• _What is expected_
Give the number of lines in this listing that contain the word "have", and nothing else.
★ ★ ★
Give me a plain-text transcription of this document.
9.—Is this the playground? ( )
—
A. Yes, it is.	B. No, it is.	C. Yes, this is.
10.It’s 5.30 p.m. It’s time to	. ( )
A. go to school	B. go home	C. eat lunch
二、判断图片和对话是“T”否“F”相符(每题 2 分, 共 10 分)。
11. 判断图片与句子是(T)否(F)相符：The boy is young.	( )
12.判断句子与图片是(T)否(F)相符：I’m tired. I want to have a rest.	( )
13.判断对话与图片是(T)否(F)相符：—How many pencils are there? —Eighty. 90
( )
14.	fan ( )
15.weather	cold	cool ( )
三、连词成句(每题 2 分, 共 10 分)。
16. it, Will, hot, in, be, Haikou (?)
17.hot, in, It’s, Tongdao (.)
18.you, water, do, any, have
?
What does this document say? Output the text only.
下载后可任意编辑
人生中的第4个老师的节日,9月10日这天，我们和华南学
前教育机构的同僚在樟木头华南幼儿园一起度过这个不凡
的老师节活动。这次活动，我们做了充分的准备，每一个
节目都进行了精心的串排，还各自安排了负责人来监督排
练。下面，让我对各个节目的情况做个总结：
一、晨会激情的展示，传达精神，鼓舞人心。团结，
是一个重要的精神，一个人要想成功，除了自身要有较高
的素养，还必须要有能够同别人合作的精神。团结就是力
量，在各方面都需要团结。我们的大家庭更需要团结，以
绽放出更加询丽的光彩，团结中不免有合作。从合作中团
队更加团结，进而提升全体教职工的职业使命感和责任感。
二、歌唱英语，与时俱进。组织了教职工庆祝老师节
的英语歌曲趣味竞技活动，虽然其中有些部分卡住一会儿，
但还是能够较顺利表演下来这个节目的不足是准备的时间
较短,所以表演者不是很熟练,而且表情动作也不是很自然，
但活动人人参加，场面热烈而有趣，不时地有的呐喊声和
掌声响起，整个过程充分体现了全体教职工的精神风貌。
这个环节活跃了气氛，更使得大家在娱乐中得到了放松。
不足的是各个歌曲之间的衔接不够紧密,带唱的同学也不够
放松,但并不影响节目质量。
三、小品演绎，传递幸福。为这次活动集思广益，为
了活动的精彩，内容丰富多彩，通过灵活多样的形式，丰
★ ★ ★
• _Answer for the task_
2